:: AVAILABLE DATA

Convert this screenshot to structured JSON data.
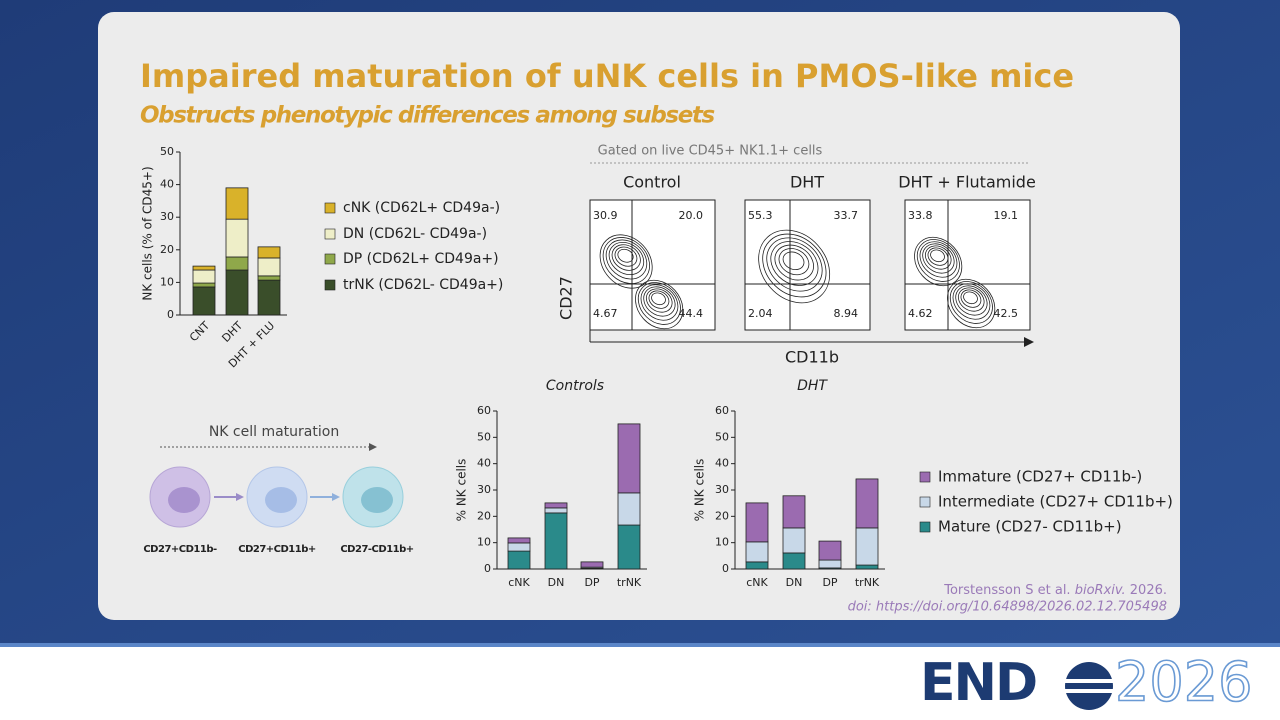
{
  "title": "Impaired maturation of uNK cells in PMOS-like mice",
  "subtitle": "Obstructs phenotypic differences among subsets",
  "chart_data": [
    {
      "type": "bar",
      "stacked": true,
      "y_label": "NK cells (% of CD45+)",
      "categories": [
        "CNT",
        "DHT",
        "DHT + FLU"
      ],
      "series": [
        {
          "name": "cNK (CD62L+ CD49a-)",
          "color": "#d9b22a",
          "values": [
            1.2,
            9.6,
            3.4
          ]
        },
        {
          "name": "DN (CD62L- CD49a-)",
          "color": "#eeeec8",
          "values": [
            4.0,
            11.6,
            5.5
          ]
        },
        {
          "name": "DP (CD62L+ CD49a+)",
          "color": "#8fa84a",
          "values": [
            1.2,
            4.0,
            1.3
          ]
        },
        {
          "name": "trNK (CD62L- CD49a+)",
          "color": "#3a4e2a",
          "values": [
            8.6,
            13.8,
            10.7
          ]
        }
      ],
      "ylim": [
        0,
        50
      ],
      "yticks": [
        0,
        10,
        20,
        30,
        40,
        50
      ]
    },
    {
      "type": "bar",
      "stacked": true,
      "title": "Controls",
      "y_label": "% NK cells",
      "categories": [
        "cNK",
        "DN",
        "DP",
        "trNK"
      ],
      "series": [
        {
          "color": "#9b6bb0",
          "values": [
            1.9,
            1.9,
            2.0,
            26.2
          ]
        },
        {
          "color": "#c8d8e8",
          "values": [
            3.1,
            1.9,
            0.4,
            12.2
          ]
        },
        {
          "color": "#2a8a8a",
          "values": [
            6.8,
            21.3,
            0.3,
            16.7
          ]
        }
      ],
      "ylim": [
        0,
        60
      ],
      "yticks": [
        0,
        10,
        20,
        30,
        40,
        50,
        60
      ]
    },
    {
      "type": "bar",
      "stacked": true,
      "title": "DHT",
      "y_label": "% NK cells",
      "categories": [
        "cNK",
        "DN",
        "DP",
        "trNK"
      ],
      "series": [
        {
          "name": "Immature (CD27+ CD11b-)",
          "color": "#9b6bb0",
          "values": [
            14.8,
            12.2,
            7.2,
            18.6
          ]
        },
        {
          "name": "Intermediate (CD27+ CD11b+)",
          "color": "#c8d8e8",
          "values": [
            7.6,
            9.5,
            3.0,
            14.1
          ]
        },
        {
          "name": "Mature (CD27- CD11b+)",
          "color": "#2a8a8a",
          "values": [
            2.7,
            6.1,
            0.4,
            1.5
          ]
        }
      ],
      "ylim": [
        0,
        60
      ],
      "yticks": [
        0,
        10,
        20,
        30,
        40,
        50,
        60
      ]
    }
  ],
  "flow": {
    "gate_label": "Gated on live CD45+ NK1.1+ cells",
    "x_label": "CD11b",
    "y_label": "CD27",
    "panels": [
      {
        "title": "Control",
        "quadrants": [
          "30.9",
          "20.0",
          "4.67",
          "44.4"
        ]
      },
      {
        "title": "DHT",
        "quadrants": [
          "55.3",
          "33.7",
          "2.04",
          "8.94"
        ]
      },
      {
        "title": "DHT + Flutamide",
        "quadrants": [
          "33.8",
          "19.1",
          "4.62",
          "42.5"
        ]
      }
    ]
  },
  "maturation": {
    "title": "NK cell maturation",
    "stages": [
      "CD27+CD11b-",
      "CD27+CD11b+",
      "CD27-CD11b+"
    ]
  },
  "citation": {
    "authors": "Torstensson S et al.",
    "journal": "bioRxiv.",
    "year": "2026.",
    "doi": "doi: https://doi.org/10.64898/2026.02.12.705498"
  },
  "logo": {
    "left": "END",
    "right": "2026"
  }
}
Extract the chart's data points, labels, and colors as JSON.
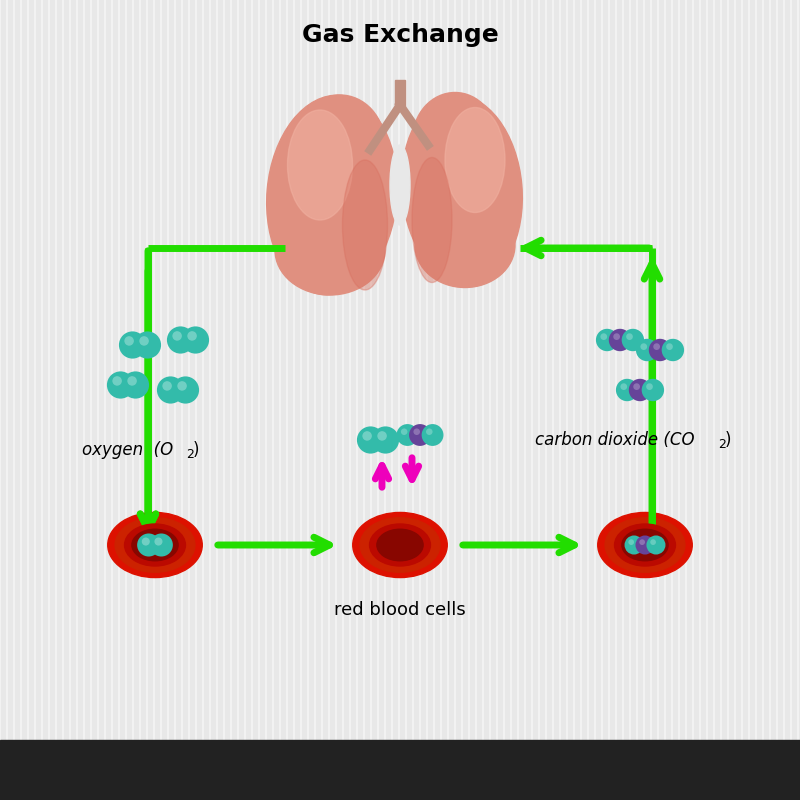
{
  "title": "Gas Exchange",
  "title_fontsize": 18,
  "title_fontweight": "bold",
  "background_color": "#e8e8e8",
  "stripe_color": "#f5f5f5",
  "green_color": "#22dd00",
  "magenta_color": "#ee00bb",
  "oxygen_label": "oxygen  (O",
  "oxygen_sub": "2",
  "co2_label": "carbon dioxide (CO",
  "co2_sub": "2",
  "rbc_label": "red blood cells",
  "label_fontsize": 12,
  "teal_color": "#33bbaa",
  "teal_dark": "#229988",
  "purple_color": "#664499",
  "red_outer": "#dd1100",
  "red_mid": "#bb0900",
  "red_inner": "#880600",
  "lung_base": "#e09080",
  "lung_mid": "#d87060",
  "lung_light": "#f0b0a0",
  "trachea_color": "#c09080"
}
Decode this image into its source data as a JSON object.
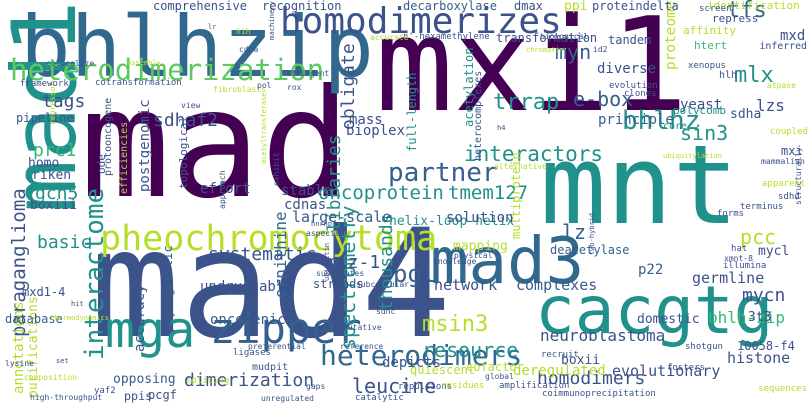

::::

In your copy of the listing above, reproduce each line exactly and omit all pictures.

Convert this screenshot to structured JSON data.
{
  "title": "Impaired maturation of uNK cells in PMOS-like mice",
  "subtitle": "Obstructs phenotypic differences among subsets",
  "chart_data": [
    {
      "type": "bar",
      "stacked": true,
      "y_label": "NK cells (% of CD45+)",
      "categories": [
        "CNT",
        "DHT",
        "DHT + FLU"
      ],
      "series": [
        {
          "name": "cNK (CD62L+ CD49a-)",
          "color": "#d9b22a",
          "values": [
            1.2,
            9.6,
            3.4
          ]
        },
        {
          "name": "DN (CD62L- CD49a-)",
          "color": "#eeeec8",
          "values": [
            4.0,
            11.6,
            5.5
          ]
        },
        {
          "name": "DP (CD62L+ CD49a+)",
          "color": "#8fa84a",
          "values": [
            1.2,
            4.0,
            1.3
          ]
        },
        {
          "name": "trNK (CD62L- CD49a+)",
          "color": "#3a4e2a",
          "values": [
            8.6,
            13.8,
            10.7
          ]
        }
      ],
      "ylim": [
        0,
        50
      ],
      "yticks": [
        0,
        10,
        20,
        30,
        40,
        50
      ]
    },
    {
      "type": "bar",
      "stacked": true,
      "title": "Controls",
      "y_label": "% NK cells",
      "categories": [
        "cNK",
        "DN",
        "DP",
        "trNK"
      ],
      "series": [
        {
          "color": "#9b6bb0",
          "values": [
            1.9,
            1.9,
            2.0,
            26.2
          ]
        },
        {
          "color": "#c8d8e8",
          "values": [
            3.1,
            1.9,
            0.4,
            12.2
          ]
        },
        {
          "color": "#2a8a8a",
          "values": [
            6.8,
            21.3,
            0.3,
            16.7
          ]
        }
      ],
      "ylim": [
        0,
        60
      ],
      "yticks": [
        0,
        10,
        20,
        30,
        40,
        50,
        60
      ]
    },
    {
      "type": "bar",
      "stacked": true,
      "title": "DHT",
      "y_label": "% NK cells",
      "categories": [
        "cNK",
        "DN",
        "DP",
        "trNK"
      ],
      "series": [
        {
          "name": "Immature (CD27+ CD11b-)",
          "color": "#9b6bb0",
          "values": [
            14.8,
            12.2,
            7.2,
            18.6
          ]
        },
        {
          "name": "Intermediate (CD27+ CD11b+)",
          "color": "#c8d8e8",
          "values": [
            7.6,
            9.5,
            3.0,
            14.1
          ]
        },
        {
          "name": "Mature (CD27- CD11b+)",
          "color": "#2a8a8a",
          "values": [
            2.7,
            6.1,
            0.4,
            1.5
          ]
        }
      ],
      "ylim": [
        0,
        60
      ],
      "yticks": [
        0,
        10,
        20,
        30,
        40,
        50,
        60
      ]
    }
  ],
  "flow": {
    "gate_label": "Gated on live CD45+ NK1.1+ cells",
    "x_label": "CD11b",
    "y_label": "CD27",
    "panels": [
      {
        "title": "Control",
        "quadrants": [
          "30.9",
          "20.0",
          "4.67",
          "44.4"
        ]
      },
      {
        "title": "DHT",
        "quadrants": [
          "55.3",
          "33.7",
          "2.04",
          "8.94"
        ]
      },
      {
        "title": "DHT + Flutamide",
        "quadrants": [
          "33.8",
          "19.1",
          "4.62",
          "42.5"
        ]
      }
    ]
  },
  "maturation": {
    "title": "NK cell maturation",
    "stages": [
      "CD27+CD11b-",
      "CD27+CD11b+",
      "CD27-CD11b+"
    ]
  },
  "citation": {
    "authors": "Torstensson S et al.",
    "journal": "bioRxiv.",
    "year": "2026.",
    "doi": "doi: https://doi.org/10.64898/2026.02.12.705498"
  },
  "logo": {
    "left": "END",
    "right": "2026"
  }
}
Extract the chart's data points, labels, and colors as JSON.
{
  "title": "Gas Exchange",
  "title_fontsize": 18,
  "title_fontweight": "bold",
  "background_color": "#e8e8e8",
  "stripe_color": "#f5f5f5",
  "green_color": "#22dd00",
  "magenta_color": "#ee00bb",
  "oxygen_label": "oxygen  (O",
  "oxygen_sub": "2",
  "co2_label": "carbon dioxide (CO",
  "co2_sub": "2",
  "rbc_label": "red blood cells",
  "label_fontsize": 12,
  "teal_color": "#33bbaa",
  "teal_dark": "#229988",
  "purple_color": "#664499",
  "red_outer": "#dd1100",
  "red_mid": "#bb0900",
  "red_inner": "#880600",
  "lung_base": "#e09080",
  "lung_mid": "#d87060",
  "lung_light": "#f0b0a0",
  "trachea_color": "#c09080"
}
Decode this image into its source data as a JSON object.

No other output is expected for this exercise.